Recent Economic Developments
The Bangladesh Development Update October 2013 notes that GDP growth in FY13 decelerated, for the second year in a row, to six percent. Disruptions caused by political strife, deepening political tensions relating to the impending political transition and the inadequate improvements in the provision of power, gas and infrastructure were the key factors in the growth slowdown.
Growth came largely from construction and manufacturing while services also made significant contribution. The slower growth reflects decline in both agricultural and service sector growth. Agricultural output growth weakened to 2.2% in FY13 from 3.1% in FY12, primarily because of stagnant cereal crop production. Services growth declined from 6.3% in FY12 to 6.06% in FY13, suffering most from the direct impact of strikes and political violence.
These combined to weakening investor confidence leading to 1.2% decline in the real private investment rate. However, total exports increased by 11.2% in FY13, compared with 5.9% growth in FY12 and inward remittances grew by 12.6%, compared with 10.2% in FY12.
Inflation: Inflation decelerated but remained high with annual average inflation declining from 8.7% in FY12 to 6.8% in FY13. This reflects a decline in both food and non-food prices. Softer international prices helped reduce food inflation. Increased production, declining demand from large importers, and increasing food stocks in international markets exerted downward pressures on international prices. The conduct of monetary policy improved remarkably in FY13, which helped reduce non-food price increases.
External balance: A sharp improvement in the Balance of Payment position from an overall $494 million surplus in FY12 to a surplus of $5.1 billion in FY13 due to large increases in current and financial account surplus created pressure on the exchange rate to appreciate. Bangladesh Bank intervened frequently to prevent a large appreciation, leading to historic highs in building up official foreign exchange reserves. The current reserve level is adequate, but not excessive.
Financial system: The financial system remains under stress and capital market activities have been weak. Several financial scams and resultant loan defaults in the state-owned commercial banks (SCBs) moved them into a position of insolvency. Capital market activities remained generally weak throughout FY13.
Fiscal policy: The overall fiscal deficit (excluding grants) stands at 4.3% of GDP and below the five percent budget target. The FY14 budget targets a modest deficit of 4.6% of GDP and a domestic financing target of 2.9%, as the authorities confront a host of domestic challenges ranging from a rising incidence of road traffic congestions, shortages of power, water and gas, to the need for higher welfare spending to protect the poor and the vulnerable.

MATERIAL SHOWN
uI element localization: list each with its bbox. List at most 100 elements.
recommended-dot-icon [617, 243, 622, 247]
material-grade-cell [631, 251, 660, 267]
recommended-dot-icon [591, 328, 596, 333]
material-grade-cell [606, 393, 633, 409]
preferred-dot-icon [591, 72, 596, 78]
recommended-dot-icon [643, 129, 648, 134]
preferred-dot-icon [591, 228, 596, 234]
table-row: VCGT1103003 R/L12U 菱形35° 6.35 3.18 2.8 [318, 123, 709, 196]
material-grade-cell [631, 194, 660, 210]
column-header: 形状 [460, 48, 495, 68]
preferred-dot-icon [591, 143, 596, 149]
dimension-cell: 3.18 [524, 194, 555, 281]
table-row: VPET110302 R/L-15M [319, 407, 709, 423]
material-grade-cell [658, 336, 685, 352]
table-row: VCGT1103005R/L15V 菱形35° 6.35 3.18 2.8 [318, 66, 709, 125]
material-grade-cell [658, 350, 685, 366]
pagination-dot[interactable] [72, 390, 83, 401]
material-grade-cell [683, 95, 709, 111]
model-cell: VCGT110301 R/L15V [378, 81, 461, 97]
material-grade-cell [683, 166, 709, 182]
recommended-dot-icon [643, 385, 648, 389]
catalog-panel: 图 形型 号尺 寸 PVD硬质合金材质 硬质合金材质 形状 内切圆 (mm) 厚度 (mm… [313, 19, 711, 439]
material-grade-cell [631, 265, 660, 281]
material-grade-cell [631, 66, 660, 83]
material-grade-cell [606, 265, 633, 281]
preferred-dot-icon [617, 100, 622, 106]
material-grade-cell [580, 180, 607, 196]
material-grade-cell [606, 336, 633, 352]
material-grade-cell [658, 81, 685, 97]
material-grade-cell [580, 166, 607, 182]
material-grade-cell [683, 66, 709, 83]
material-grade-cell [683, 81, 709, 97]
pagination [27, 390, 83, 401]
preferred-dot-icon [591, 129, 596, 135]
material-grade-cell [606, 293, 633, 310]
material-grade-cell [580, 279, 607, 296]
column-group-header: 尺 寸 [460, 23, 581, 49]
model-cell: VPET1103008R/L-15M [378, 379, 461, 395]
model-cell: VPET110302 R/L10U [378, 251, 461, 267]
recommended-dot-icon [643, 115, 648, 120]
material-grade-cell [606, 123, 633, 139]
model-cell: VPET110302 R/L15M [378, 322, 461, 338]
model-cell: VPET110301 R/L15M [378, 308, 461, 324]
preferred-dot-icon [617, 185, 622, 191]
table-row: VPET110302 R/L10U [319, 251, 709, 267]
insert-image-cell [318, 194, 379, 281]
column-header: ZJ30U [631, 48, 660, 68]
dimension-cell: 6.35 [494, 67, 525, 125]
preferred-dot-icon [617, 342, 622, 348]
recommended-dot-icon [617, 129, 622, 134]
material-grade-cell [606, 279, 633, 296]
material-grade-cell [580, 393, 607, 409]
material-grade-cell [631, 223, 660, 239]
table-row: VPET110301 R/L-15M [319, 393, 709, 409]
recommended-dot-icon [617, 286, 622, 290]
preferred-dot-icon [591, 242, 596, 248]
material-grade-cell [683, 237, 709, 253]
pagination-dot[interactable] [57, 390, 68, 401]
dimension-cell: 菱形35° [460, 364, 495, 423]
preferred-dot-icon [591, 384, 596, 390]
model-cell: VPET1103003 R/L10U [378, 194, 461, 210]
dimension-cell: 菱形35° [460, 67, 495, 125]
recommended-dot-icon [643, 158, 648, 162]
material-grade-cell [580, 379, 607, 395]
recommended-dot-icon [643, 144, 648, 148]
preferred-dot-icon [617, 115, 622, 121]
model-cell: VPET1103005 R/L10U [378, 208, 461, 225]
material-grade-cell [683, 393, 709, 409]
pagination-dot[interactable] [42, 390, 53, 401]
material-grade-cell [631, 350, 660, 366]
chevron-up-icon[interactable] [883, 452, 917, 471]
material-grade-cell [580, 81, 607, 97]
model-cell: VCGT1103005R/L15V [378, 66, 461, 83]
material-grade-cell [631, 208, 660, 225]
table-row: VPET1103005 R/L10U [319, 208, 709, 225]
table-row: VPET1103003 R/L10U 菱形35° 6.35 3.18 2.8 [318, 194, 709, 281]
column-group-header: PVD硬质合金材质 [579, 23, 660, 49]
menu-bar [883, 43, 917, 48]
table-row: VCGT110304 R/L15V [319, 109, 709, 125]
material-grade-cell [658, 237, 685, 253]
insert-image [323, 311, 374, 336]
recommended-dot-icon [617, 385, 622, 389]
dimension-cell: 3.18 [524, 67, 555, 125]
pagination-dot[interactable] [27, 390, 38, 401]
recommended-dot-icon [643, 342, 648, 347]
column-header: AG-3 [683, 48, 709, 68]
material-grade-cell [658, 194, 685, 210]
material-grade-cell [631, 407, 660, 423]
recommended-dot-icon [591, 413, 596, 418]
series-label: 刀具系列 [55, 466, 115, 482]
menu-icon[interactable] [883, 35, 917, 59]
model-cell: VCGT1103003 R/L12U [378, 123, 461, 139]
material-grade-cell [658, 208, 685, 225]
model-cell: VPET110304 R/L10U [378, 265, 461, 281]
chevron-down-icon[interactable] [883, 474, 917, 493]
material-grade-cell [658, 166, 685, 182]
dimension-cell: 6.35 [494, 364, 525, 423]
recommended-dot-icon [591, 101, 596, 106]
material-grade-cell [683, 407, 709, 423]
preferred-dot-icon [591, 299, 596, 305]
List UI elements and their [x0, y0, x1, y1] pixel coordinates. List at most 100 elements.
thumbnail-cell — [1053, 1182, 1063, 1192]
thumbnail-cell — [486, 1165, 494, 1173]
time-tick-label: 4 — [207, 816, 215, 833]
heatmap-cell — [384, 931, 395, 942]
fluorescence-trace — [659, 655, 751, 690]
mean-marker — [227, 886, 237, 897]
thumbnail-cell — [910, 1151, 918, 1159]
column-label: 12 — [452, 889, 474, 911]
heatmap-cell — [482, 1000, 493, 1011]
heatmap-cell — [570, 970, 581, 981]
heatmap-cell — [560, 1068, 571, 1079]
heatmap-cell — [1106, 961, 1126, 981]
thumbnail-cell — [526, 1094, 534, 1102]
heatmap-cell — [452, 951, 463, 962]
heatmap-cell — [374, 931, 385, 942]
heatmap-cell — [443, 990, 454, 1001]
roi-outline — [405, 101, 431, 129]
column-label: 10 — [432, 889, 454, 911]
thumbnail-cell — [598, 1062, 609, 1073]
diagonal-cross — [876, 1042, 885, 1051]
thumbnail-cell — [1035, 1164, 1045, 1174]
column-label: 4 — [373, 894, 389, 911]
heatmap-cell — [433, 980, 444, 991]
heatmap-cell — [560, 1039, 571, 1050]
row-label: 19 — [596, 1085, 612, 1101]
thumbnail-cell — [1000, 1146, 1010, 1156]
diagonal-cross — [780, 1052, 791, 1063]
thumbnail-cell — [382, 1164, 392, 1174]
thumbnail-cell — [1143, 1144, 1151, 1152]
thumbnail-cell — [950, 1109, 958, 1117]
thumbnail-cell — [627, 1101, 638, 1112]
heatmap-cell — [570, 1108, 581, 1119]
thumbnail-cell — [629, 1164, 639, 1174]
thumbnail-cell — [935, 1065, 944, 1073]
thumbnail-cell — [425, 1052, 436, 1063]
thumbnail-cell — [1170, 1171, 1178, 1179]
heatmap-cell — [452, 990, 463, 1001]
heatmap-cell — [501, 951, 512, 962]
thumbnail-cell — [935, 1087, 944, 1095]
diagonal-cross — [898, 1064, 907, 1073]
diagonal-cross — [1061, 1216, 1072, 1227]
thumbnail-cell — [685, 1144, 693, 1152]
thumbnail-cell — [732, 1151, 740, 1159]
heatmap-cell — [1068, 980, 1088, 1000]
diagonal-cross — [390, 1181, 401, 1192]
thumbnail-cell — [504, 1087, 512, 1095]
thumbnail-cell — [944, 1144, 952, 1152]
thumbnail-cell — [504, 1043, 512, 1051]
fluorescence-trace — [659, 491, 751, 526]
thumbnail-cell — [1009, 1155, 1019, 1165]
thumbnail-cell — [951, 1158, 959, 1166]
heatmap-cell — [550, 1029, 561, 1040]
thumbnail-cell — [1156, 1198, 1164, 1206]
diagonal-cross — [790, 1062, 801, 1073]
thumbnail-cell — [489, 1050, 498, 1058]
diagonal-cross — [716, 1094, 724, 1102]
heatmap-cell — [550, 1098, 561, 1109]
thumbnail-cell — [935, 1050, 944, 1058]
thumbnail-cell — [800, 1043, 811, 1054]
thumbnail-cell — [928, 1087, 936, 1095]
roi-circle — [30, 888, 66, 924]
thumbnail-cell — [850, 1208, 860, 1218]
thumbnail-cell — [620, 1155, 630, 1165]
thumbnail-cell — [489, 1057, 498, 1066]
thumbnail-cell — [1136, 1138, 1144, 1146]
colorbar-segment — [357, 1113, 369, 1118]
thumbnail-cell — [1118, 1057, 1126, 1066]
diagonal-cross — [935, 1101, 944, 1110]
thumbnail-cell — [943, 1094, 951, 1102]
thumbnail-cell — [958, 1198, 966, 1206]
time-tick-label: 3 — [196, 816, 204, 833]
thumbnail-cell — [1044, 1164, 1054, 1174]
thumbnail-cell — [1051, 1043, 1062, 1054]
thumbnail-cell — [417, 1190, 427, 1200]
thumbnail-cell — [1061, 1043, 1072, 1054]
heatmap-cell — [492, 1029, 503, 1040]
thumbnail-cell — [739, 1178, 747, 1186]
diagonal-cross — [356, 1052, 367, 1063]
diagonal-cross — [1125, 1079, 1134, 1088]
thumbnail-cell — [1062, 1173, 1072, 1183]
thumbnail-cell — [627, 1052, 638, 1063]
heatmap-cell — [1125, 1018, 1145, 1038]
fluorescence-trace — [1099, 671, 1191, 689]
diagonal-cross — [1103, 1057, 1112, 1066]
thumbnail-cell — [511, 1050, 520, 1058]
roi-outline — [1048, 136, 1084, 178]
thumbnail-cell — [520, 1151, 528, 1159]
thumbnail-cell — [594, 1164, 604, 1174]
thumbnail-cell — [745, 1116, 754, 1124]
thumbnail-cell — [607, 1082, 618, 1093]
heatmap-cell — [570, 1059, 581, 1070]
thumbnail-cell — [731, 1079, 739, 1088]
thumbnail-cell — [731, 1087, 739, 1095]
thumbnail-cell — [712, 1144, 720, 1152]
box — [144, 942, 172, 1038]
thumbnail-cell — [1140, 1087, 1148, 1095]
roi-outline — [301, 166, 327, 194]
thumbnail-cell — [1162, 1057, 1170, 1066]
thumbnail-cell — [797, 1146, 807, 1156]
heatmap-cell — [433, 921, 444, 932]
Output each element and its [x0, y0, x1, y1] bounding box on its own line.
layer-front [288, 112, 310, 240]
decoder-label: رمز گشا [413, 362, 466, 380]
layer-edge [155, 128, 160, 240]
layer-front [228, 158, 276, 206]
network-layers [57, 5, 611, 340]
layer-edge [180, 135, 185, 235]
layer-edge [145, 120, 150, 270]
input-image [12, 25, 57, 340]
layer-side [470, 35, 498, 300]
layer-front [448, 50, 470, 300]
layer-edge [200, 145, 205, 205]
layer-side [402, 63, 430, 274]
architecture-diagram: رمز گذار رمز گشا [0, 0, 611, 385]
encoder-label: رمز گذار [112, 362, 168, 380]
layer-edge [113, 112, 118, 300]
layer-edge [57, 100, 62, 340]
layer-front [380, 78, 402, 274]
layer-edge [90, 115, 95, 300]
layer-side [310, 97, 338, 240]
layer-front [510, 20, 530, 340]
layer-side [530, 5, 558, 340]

PROBLEM
Set down, word for word, the part of the text on Bangladesh's recent economic developments above between "Growth came largely" and "and political violence.", inclusive.

ANSWER FOR THIS EXERCISE
Growth came largely from construction and manufacturing while services also made significant contribution. The slower growth reflects decline in both agricultural and service sector growth. Agricultural output growth weakened to 2.2% in FY13 from 3.1% in FY12, primarily because of stagnant cereal crop production. Services growth declined from 6.3% in FY12 to 6.06% in FY13, suffering most from the direct impact of strikes and political violence.